### What to produce
Write the data out again, exactly as given.

Records from a collection:
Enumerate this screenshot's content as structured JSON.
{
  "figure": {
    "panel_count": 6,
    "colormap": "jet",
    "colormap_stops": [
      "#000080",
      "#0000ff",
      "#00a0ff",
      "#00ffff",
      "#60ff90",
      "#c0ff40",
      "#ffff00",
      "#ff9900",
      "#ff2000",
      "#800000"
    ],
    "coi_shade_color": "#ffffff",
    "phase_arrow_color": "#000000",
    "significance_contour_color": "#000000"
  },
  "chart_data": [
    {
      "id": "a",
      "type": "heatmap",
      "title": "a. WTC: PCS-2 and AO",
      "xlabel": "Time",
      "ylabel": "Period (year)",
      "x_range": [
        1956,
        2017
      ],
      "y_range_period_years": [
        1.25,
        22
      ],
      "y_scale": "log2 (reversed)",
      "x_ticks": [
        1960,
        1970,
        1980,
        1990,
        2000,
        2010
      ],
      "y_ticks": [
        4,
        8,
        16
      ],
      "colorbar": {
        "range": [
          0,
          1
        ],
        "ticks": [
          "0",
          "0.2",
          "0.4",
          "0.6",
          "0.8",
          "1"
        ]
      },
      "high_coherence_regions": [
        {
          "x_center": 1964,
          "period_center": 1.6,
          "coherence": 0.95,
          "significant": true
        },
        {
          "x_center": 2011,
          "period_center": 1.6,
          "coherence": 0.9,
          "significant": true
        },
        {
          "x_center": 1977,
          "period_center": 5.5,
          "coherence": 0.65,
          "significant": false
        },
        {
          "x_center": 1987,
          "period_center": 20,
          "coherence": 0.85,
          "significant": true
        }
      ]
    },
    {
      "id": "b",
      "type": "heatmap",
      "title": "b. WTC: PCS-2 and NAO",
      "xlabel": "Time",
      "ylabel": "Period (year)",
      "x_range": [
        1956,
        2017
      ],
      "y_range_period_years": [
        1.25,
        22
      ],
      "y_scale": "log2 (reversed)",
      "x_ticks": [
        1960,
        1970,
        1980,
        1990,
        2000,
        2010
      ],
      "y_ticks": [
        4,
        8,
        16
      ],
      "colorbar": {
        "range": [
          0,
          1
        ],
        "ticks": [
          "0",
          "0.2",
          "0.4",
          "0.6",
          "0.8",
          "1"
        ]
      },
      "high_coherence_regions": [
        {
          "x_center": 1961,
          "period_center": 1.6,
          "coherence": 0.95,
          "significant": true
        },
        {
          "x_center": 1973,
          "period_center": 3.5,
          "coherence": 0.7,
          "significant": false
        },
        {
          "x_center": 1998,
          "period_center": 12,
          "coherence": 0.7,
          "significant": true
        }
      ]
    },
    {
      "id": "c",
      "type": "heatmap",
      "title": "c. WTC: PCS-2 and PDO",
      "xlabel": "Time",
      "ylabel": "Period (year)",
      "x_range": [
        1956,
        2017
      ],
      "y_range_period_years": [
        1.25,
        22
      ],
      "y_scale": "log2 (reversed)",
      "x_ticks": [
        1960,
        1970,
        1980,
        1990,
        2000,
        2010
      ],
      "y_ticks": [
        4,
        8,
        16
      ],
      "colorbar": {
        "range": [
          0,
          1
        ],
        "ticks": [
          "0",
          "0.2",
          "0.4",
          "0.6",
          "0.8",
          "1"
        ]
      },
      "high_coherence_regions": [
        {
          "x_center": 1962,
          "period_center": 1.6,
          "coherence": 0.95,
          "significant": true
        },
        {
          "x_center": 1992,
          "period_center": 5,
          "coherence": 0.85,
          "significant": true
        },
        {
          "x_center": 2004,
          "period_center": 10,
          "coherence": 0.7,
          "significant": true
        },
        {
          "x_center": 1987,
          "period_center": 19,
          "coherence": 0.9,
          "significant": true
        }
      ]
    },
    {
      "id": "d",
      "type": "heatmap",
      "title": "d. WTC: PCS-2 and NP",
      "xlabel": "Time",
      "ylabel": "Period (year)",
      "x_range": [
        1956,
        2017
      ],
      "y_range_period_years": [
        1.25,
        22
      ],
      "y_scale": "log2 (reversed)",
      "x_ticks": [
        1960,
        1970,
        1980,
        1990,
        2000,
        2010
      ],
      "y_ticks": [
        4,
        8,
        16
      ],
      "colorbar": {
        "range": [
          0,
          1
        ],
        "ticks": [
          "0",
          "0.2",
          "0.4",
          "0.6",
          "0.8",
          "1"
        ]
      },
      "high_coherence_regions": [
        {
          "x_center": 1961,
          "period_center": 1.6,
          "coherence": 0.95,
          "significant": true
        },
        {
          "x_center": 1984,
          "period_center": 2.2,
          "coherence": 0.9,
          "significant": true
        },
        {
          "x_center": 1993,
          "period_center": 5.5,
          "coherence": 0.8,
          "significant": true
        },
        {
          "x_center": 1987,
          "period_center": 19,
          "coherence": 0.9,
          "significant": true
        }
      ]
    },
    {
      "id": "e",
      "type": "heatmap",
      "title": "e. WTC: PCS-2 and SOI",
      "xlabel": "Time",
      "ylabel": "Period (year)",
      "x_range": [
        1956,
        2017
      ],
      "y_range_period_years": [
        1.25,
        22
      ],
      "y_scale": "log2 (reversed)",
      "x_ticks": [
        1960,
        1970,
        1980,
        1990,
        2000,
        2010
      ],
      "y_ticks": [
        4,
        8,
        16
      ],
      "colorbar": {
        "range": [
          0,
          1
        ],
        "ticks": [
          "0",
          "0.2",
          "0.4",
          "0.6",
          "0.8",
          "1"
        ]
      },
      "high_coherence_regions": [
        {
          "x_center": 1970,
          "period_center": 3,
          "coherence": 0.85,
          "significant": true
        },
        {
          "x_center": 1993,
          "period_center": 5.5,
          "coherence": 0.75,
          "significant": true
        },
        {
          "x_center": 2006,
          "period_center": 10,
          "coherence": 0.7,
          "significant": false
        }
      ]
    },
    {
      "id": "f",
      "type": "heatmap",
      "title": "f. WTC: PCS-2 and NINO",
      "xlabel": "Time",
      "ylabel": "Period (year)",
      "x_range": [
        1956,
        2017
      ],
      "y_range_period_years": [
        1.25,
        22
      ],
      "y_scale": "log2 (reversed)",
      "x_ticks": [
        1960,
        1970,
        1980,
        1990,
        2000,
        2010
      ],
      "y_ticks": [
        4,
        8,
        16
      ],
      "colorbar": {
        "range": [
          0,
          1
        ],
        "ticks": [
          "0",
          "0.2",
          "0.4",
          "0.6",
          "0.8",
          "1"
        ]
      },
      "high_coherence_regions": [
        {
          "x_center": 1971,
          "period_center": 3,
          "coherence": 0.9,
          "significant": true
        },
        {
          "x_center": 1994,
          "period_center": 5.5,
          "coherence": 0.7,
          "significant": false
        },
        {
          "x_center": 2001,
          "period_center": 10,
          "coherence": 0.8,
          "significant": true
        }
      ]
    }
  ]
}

### Expected answer
Enumerate this screenshot's content as structured JSON.
{
  "figure": {
    "panel_count": 6,
    "colormap": "jet",
    "colormap_stops": [
      "#000080",
      "#0000ff",
      "#00a0ff",
      "#00ffff",
      "#60ff90",
      "#c0ff40",
      "#ffff00",
      "#ff9900",
      "#ff2000",
      "#800000"
    ],
    "coi_shade_color": "#ffffff",
    "phase_arrow_color": "#000000",
    "significance_contour_color": "#000000"
  },
  "chart_data": [
    {
      "id": "a",
      "type": "heatmap",
      "title": "a. WTC: PCS-2 and AO",
      "xlabel": "Time",
      "ylabel": "Period (year)",
      "x_range": [
        1956,
        2017
      ],
      "y_range_period_years": [
        1.25,
        22
      ],
      "y_scale": "log2 (reversed)",
      "x_ticks": [
        1960,
        1970,
        1980,
        1990,
        2000,
        2010
      ],
      "y_ticks": [
        4,
        8,
        16
      ],
      "colorbar": {
        "range": [
          0,
          1
        ],
        "ticks": [
          "0",
          "0.2",
          "0.4",
          "0.6",
          "0.8",
          "1"
        ]
      },
      "high_coherence_regions": [
        {
          "x_center": 1964,
          "period_center": 1.6,
          "coherence": 0.95,
          "significant": true
        },
        {
          "x_center": 2011,
          "period_center": 1.6,
          "coherence": 0.9,
          "significant": true
        },
        {
          "x_center": 1977,
          "period_center": 5.5,
          "coherence": 0.65,
          "significant": false
        },
        {
          "x_center": 1987,
          "period_center": 20,
          "coherence": 0.85,
          "significant": true
        }
      ]
    },
    {
      "id": "b",
      "type": "heatmap",
      "title": "b. WTC: PCS-2 and NAO",
      "xlabel": "Time",
      "ylabel": "Period (year)",
      "x_range": [
        1956,
        2017
      ],
      "y_range_period_years": [
        1.25,
        22
      ],
      "y_scale": "log2 (reversed)",
      "x_ticks": [
        1960,
        1970,
        1980,
        1990,
        2000,
        2010
      ],
      "y_ticks": [
        4,
        8,
        16
      ],
      "colorbar": {
        "range": [
          0,
          1
        ],
        "ticks": [
          "0",
          "0.2",
          "0.4",
          "0.6",
          "0.8",
          "1"
        ]
      },
      "high_coherence_regions": [
        {
          "x_center": 1961,
          "period_center": 1.6,
          "coherence": 0.95,
          "significant": true
        },
        {
          "x_center": 1973,
          "period_center": 3.5,
          "coherence": 0.7,
          "significant": false
        },
        {
          "x_center": 1998,
          "period_center": 12,
          "coherence": 0.7,
          "significant": true
        }
      ]
    },
    {
      "id": "c",
      "type": "heatmap",
      "title": "c. WTC: PCS-2 and PDO",
      "xlabel": "Time",
      "ylabel": "Period (year)",
      "x_range": [
        1956,
        2017
      ],
      "y_range_period_years": [
        1.25,
        22
      ],
      "y_scale": "log2 (reversed)",
      "x_ticks": [
        1960,
        1970,
        1980,
        1990,
        2000,
        2010
      ],
      "y_ticks": [
        4,
        8,
        16
      ],
      "colorbar": {
        "range": [
          0,
          1
        ],
        "ticks": [
          "0",
          "0.2",
          "0.4",
          "0.6",
          "0.8",
          "1"
        ]
      },
      "high_coherence_regions": [
        {
          "x_center": 1962,
          "period_center": 1.6,
          "coherence": 0.95,
          "significant": true
        },
        {
          "x_center": 1992,
          "period_center": 5,
          "coherence": 0.85,
          "significant": true
        },
        {
          "x_center": 2004,
          "period_center": 10,
          "coherence": 0.7,
          "significant": true
        },
        {
          "x_center": 1987,
          "period_center": 19,
          "coherence": 0.9,
          "significant": true
        }
      ]
    },
    {
      "id": "d",
      "type": "heatmap",
      "title": "d. WTC: PCS-2 and NP",
      "xlabel": "Time",
      "ylabel": "Period (year)",
      "x_range": [
        1956,
        2017
      ],
      "y_range_period_years": [
        1.25,
        22
      ],
      "y_scale": "log2 (reversed)",
      "x_ticks": [
        1960,
        1970,
        1980,
        1990,
        2000,
        2010
      ],
      "y_ticks": [
        4,
        8,
        16
      ],
      "colorbar": {
        "range": [
          0,
          1
        ],
        "ticks": [
          "0",
          "0.2",
          "0.4",
          "0.6",
          "0.8",
          "1"
        ]
      },
      "high_coherence_regions": [
        {
          "x_center": 1961,
          "period_center": 1.6,
          "coherence": 0.95,
          "significant": true
        },
        {
          "x_center": 1984,
          "period_center": 2.2,
          "coherence": 0.9,
          "significant": true
        },
        {
          "x_center": 1993,
          "period_center": 5.5,
          "coherence": 0.8,
          "significant": true
        },
        {
          "x_center": 1987,
          "period_center": 19,
          "coherence": 0.9,
          "significant": true
        }
      ]
    },
    {
      "id": "e",
      "type": "heatmap",
      "title": "e. WTC: PCS-2 and SOI",
      "xlabel": "Time",
      "ylabel": "Period (year)",
      "x_range": [
        1956,
        2017
      ],
      "y_range_period_years": [
        1.25,
        22
      ],
      "y_scale": "log2 (reversed)",
      "x_ticks": [
        1960,
        1970,
        1980,
        1990,
        2000,
        2010
      ],
      "y_ticks": [
        4,
        8,
        16
      ],
      "colorbar": {
        "range": [
          0,
          1
        ],
        "ticks": [
          "0",
          "0.2",
          "0.4",
          "0.6",
          "0.8",
          "1"
        ]
      },
      "high_coherence_regions": [
        {
          "x_center": 1970,
          "period_center": 3,
          "coherence": 0.85,
          "significant": true
        },
        {
          "x_center": 1993,
          "period_center": 5.5,
          "coherence": 0.75,
          "significant": true
        },
        {
          "x_center": 2006,
          "period_center": 10,
          "coherence": 0.7,
          "significant": false
        }
      ]
    },
    {
      "id": "f",
      "type": "heatmap",
      "title": "f. WTC: PCS-2 and NINO",
      "xlabel": "Time",
      "ylabel": "Period (year)",
      "x_range": [
        1956,
        2017
      ],
      "y_range_period_years": [
        1.25,
        22
      ],
      "y_scale": "log2 (reversed)",
      "x_ticks": [
        1960,
        1970,
        1980,
        1990,
        2000,
        2010
      ],
      "y_ticks": [
        4,
        8,
        16
      ],
      "colorbar": {
        "range": [
          0,
          1
        ],
        "ticks": [
          "0",
          "0.2",
          "0.4",
          "0.6",
          "0.8",
          "1"
        ]
      },
      "high_coherence_regions": [
        {
          "x_center": 1971,
          "period_center": 3,
          "coherence": 0.9,
          "significant": true
        },
        {
          "x_center": 1994,
          "period_center": 5.5,
          "coherence": 0.7,
          "significant": false
        },
        {
          "x_center": 2001,
          "period_center": 10,
          "coherence": 0.8,
          "significant": true
        }
      ]
    }
  ]
}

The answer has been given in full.